Text -
Leitgedanke der diesjährigen, inzwischen bereits im neunten Jahr regelmäßig durchgeführten interdisziplinären Fachtagung der Generalstaatsanwaltschaft Braunschweig und der Polizeidirektion Braunschweig zur Bekämpfung häuslicher Gewalt war das Thema: „20 Jahre Gewaltschutzgesetz“. 

 

Nach der Veranstaltungseröffnung durch Generalstaatsanwalt Detlev Rust und Polizeipräsident Michael Pientka befassten sich über 150 Teilnehmerinnen und Teilnehmer zentral damit, was das Gewaltschutzgesetz seit seiner Einführung bereits bewirkt und verbessert hat. Dazu zählt etwa, dass Opfer Schutz erhalten, ohne das gewohnte Umfeld verlassen zu müssen. Diskutiert wurde aber auch, ob es noch Schwachstellen und vielleicht Nachbesserungsbedarf gibt. 

 

Ein Rückblick und ein Ausblick.

 

Gewalttaten, die hinter Wohnungstüren geschehen, sind längst keine Privatangelegenheit mehr. Eine zentrale Rolle spielen dabei das im Jahr 2002 in Kraft getretene Gewaltschutzgesetz mit seinem Grundsatz„Wer schlägt, muss gehen!“ und die in Niedersachsen mit der Umsetzung des Gesetzes entwickelten Landesaktionspläne sowie nicht zuletzt die interdisziplinäre Koordinierungsstelle zur Bekämpfung häuslicher Gewalt für die Region Braunschweig, die vor vier Jahren von diversen Netzwerkpartnern gegründet wurde. Diese Koordinierungsstelle bildet einen Zusammenschluss aus aktuell 51 Akteurinnen und Akteuren: aus Beratungsstellen, freien Trägern, Justiz, Medizin, Polizei und Verwaltung. Alle haben das Ziel, häuslicher Gewalt nachhaltig und wirkungsvoll entgegenzutreten. 

 

Die Teilnehmerinnen und Teilnehmer der diesjährigen Veranstaltung sind sich einig, dass die interdisziplinäre Koordinierungsstelle für die Region Braunschweig weiterhin ein Erfolgsmodell mit Vorbildcharakter über die Region hinaus ist. Ein Ziel der Fachtagung war und ist erneut der Austausch von Informationen und Fachwissen der beteiligten Stellen untereinander sowie die Stärkung der Zusammenarbeit. 

 

Dass ein gutes, vertrauensvolles Netzwerk aller Beteiligten besteht und die Zusammenarbeit schnell und effektiv funktioniert, ist gerade vor dem Hintergrund des Kernthemas „20 Jahre Gewaltschutzgesetz“ von herausragender Bedeutung: Denn die Vorschriften des Gewaltschutzgesetzes beschäftigen beispielsweise gleich zwei Bereiche der Justiz, Familiengericht und Strafverfolgungsbehörden, für die Informationen und deren Austausch wesentlich zur Erfüllung ihrer jeweiligen Aufgaben sind.

Aufgabe 1 - Wiederhole aus den Datensätzen Zeichen für Zeichen alles von der ersten Zeile bis einschließlich der Zeile, die „corresponding-author-label: *Corresponding author: Martin“ enthält.
Text und Datensätze stammen aus unterschiedlichen Quellen.

Gegebene Datensätze -

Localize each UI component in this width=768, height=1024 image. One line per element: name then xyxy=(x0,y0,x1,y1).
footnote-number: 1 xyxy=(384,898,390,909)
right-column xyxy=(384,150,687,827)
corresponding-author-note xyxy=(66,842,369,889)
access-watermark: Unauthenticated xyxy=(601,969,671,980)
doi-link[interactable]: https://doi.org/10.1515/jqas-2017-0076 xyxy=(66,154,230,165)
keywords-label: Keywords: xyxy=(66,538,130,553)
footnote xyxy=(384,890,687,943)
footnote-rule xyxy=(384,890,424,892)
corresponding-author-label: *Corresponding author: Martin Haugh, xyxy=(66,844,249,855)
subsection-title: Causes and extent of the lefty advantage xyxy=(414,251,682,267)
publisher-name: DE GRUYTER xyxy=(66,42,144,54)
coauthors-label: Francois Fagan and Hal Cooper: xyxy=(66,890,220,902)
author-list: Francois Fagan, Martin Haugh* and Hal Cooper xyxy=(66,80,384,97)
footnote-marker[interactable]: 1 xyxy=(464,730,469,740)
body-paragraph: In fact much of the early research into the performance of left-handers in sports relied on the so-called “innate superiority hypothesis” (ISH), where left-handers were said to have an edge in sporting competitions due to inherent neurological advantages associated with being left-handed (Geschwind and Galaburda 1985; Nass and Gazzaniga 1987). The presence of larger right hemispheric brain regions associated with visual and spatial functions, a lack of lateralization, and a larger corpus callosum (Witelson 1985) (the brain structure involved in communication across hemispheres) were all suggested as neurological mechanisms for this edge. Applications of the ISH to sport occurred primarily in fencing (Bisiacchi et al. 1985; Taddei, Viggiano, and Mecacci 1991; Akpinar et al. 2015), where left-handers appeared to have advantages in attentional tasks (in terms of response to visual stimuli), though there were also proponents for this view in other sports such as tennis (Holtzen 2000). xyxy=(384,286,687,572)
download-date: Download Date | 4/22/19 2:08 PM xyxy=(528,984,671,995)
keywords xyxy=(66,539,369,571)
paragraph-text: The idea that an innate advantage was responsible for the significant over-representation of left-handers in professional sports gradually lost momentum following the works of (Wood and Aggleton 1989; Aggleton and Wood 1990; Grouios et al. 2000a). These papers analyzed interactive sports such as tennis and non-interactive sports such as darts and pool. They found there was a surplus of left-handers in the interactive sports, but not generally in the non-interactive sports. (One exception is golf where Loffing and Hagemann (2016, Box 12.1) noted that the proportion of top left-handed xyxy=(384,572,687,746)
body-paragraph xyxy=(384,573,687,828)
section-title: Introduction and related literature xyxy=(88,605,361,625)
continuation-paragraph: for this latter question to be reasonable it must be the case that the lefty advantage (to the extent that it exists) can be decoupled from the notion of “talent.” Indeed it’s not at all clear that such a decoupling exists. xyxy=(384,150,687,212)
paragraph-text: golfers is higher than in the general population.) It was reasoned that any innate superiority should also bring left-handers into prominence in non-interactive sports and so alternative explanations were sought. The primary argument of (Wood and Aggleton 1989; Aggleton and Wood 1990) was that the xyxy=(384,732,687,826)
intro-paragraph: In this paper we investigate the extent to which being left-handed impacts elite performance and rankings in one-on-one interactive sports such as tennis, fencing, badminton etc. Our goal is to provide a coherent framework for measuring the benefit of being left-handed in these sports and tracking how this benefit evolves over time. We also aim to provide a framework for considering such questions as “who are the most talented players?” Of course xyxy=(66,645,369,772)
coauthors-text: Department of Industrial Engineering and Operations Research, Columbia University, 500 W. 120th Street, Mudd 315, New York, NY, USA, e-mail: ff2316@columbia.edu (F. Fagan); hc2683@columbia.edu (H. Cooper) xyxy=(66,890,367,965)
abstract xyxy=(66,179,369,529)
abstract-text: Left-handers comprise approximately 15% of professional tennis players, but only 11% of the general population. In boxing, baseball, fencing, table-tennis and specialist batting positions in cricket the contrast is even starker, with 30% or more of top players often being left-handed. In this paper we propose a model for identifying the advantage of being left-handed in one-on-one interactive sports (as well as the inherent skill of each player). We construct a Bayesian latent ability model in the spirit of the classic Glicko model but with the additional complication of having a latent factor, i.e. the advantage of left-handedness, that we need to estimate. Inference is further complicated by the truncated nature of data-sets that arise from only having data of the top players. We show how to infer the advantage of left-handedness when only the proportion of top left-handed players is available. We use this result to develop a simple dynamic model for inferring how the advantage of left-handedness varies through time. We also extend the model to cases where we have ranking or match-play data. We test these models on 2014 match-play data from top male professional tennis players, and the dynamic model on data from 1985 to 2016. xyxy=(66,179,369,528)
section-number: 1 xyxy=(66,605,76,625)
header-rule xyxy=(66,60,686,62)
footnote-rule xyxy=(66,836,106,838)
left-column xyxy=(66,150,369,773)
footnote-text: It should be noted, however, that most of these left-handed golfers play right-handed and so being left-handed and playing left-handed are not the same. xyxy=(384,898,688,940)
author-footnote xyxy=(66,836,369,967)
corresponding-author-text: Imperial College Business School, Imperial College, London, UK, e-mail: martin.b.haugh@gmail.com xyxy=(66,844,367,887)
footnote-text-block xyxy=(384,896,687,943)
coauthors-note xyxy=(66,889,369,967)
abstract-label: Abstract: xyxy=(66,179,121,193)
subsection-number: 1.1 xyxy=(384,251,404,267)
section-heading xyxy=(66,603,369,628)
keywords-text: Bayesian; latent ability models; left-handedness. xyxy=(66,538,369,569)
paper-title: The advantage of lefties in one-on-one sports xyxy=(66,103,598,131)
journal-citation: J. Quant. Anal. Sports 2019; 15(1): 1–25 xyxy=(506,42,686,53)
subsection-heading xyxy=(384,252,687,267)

Aufgabe 2 - Setze den Text über die Fachtagung zum Gewaltschutzgesetz im Anschluss an seinen letzten Satz fort.

Ergebnis 1 -
Localize each UI component in this width=768, height=1024 image. One line per element: name then xyxy=(x0,y0,x1,y1).
footnote-number: 1 xyxy=(384,898,390,909)
right-column xyxy=(384,150,687,827)
corresponding-author-note xyxy=(66,842,369,889)
access-watermark: Unauthenticated xyxy=(601,969,671,980)
doi-link[interactable]: https://doi.org/10.1515/jqas-2017-0076 xyxy=(66,154,230,165)
keywords-label: Keywords: xyxy=(66,538,130,553)
footnote xyxy=(384,890,687,943)
footnote-rule xyxy=(384,890,424,892)
corresponding-author-label: *Corresponding author: Martin Haugh, xyxy=(66,844,249,855)

Ergebnis 2 -
 

Überdies kam in der Veranstaltung zur Sprache, dass die Verfahrenszahlen angezeigter häuslicher Gewalt bei den Strafverfolgungsbehörden im Rückblick auf die letzten Jahre kontinuierlich anwachsen, was unter anderem mit guter Aufklärung und Beratung, wachsender gesellschaftlicher Aufmerksamkeit sowie der damit einhergehenden Aufhellung des Dunkelfelds in diesem Kriminalitätsphänomen zu tun hat.

 

Zudem konnte in den letzten Jahren eine Veränderung der Gewaltformen beobachtet werden. Durch die fortschreitende Digitalisierung, insbesondere die Nutzung der sozialen Medien, entstanden letztlich auch neue Möglichkeiten, auf Opfer einzuwirken. Deshalb war es auch Tagungsthema, welche Phänomene digitaler Gewalt es gibt und welche Möglichkeiten des Selbstschutzes vorhanden sind. In der digitalen Welt sind oft andere Reaktionen gefragt. Es gibt aber auch neue Angebote für die Opfer und weitere Fortbildung für die mit der Bekämpfung beschäftigten Stellen.

 

Aufklärung, Beratung, Gewaltprävention (z.B. durch Projekte wie StoP – Stadtteile ohne Partnergewalt), Strafverfolgung, Überwachung von Schutzmaßnahmen – all dies erfordert ein gutes Zusammenwirken aller Akteure. Deshalb sind der fortwährende Ausbau und die Stärkung der Strukturen in unserer Region weiterhin ein wichtiges Anliegen.

 

Generalstaatsanwalt Detlev Rust bekräftigte dazu, dass die Initiative ihm ein starkes Anliegen ist:

„Die erfolgreiche und kontinuierliche Zusammenarbeit aller Netzwerkpartner wirkt nachhaltig bei der Bekämpfung jeglicher Form von Gewalt gegen Frauen. Seit nunmehr schon fast zehn Jahren werden diese viel beachteten interdisziplinären Fachtagungen mit großem Effekt für Prävention, Opferschutz und wirksame Strafverfolgung durchgeführt.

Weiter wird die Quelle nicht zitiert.